Work instructions: Select the lines that contain "with" and copy each of them.

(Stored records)
+ + + + + + +
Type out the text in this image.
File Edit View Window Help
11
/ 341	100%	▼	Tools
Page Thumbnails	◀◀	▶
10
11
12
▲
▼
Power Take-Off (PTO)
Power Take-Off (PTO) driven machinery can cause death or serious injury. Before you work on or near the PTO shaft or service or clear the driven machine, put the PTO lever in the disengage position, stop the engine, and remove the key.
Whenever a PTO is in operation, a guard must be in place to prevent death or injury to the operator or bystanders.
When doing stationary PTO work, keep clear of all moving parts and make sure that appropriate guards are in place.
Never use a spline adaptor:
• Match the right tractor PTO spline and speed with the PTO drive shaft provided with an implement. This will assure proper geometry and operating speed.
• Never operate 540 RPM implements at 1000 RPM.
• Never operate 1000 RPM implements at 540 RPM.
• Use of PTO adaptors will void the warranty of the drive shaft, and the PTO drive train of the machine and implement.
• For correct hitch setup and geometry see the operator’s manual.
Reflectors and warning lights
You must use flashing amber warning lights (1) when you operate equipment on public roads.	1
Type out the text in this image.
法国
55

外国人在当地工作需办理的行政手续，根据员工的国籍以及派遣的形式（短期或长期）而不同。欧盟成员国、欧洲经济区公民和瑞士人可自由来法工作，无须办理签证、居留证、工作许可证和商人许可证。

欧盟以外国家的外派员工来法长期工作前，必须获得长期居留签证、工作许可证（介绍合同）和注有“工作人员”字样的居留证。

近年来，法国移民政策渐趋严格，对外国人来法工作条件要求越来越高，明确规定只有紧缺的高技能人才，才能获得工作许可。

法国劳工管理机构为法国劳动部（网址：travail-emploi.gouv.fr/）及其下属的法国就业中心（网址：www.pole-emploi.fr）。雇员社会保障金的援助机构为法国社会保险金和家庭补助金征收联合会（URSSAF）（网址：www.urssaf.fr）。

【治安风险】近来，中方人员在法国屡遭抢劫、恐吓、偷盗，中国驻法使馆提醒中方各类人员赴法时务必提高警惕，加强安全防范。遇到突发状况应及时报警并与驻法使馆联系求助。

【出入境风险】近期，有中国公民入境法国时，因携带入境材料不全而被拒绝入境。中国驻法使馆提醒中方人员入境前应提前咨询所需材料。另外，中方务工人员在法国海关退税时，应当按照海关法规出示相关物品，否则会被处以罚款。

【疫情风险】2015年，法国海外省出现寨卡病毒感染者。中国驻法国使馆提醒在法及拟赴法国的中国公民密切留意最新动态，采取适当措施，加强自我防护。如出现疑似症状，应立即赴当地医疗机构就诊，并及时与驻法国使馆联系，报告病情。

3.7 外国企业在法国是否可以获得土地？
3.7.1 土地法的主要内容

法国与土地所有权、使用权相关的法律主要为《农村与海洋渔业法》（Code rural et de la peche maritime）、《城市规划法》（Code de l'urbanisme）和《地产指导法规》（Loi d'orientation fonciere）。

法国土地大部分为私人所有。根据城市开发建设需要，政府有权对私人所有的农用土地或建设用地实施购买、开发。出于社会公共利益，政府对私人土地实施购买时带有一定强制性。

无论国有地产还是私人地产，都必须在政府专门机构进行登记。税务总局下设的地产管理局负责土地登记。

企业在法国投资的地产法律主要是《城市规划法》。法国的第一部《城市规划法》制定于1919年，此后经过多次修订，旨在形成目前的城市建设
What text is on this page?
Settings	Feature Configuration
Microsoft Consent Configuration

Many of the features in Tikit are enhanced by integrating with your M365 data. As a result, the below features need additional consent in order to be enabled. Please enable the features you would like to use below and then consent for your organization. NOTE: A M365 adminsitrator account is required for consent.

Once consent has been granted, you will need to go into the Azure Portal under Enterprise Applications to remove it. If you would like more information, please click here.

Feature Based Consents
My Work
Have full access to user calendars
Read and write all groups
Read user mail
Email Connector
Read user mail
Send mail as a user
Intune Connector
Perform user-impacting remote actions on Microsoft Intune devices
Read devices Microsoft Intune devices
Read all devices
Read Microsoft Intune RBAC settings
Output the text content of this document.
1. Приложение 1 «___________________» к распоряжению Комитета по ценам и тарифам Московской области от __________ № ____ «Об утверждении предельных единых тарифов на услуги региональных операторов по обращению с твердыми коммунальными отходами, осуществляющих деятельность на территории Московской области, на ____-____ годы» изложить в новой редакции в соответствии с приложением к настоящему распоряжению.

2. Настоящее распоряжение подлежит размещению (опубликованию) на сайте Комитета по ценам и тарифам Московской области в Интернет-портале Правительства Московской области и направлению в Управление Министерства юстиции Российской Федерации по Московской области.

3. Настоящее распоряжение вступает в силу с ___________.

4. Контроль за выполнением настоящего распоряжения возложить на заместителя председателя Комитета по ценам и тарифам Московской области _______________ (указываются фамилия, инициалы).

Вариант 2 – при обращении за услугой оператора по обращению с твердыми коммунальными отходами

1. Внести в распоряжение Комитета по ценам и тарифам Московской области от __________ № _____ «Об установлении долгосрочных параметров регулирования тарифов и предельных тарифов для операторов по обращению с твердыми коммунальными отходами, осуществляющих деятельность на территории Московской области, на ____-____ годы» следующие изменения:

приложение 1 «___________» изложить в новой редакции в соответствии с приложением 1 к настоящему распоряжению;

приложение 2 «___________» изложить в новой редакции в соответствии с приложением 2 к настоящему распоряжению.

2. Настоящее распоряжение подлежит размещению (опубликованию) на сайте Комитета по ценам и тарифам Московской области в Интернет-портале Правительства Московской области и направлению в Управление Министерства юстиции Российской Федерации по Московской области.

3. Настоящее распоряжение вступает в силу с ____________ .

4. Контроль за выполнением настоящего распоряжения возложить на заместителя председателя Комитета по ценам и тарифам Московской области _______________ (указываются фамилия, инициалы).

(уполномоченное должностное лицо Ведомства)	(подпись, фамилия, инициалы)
+ + + + + + +
In response:
• Match the right tractor PTO spline and speed with the PTO drive shaft provided with an implement. This will assure proper geometry and operating speed.
Many of the features in Tikit are enhanced by integrating with your M365 data. As a result, the below features need additional consent in order to be enabled. Please enable the features you would like to use below and then consent for your organization. NOTE: A M365 adminsitrator account is required for consent.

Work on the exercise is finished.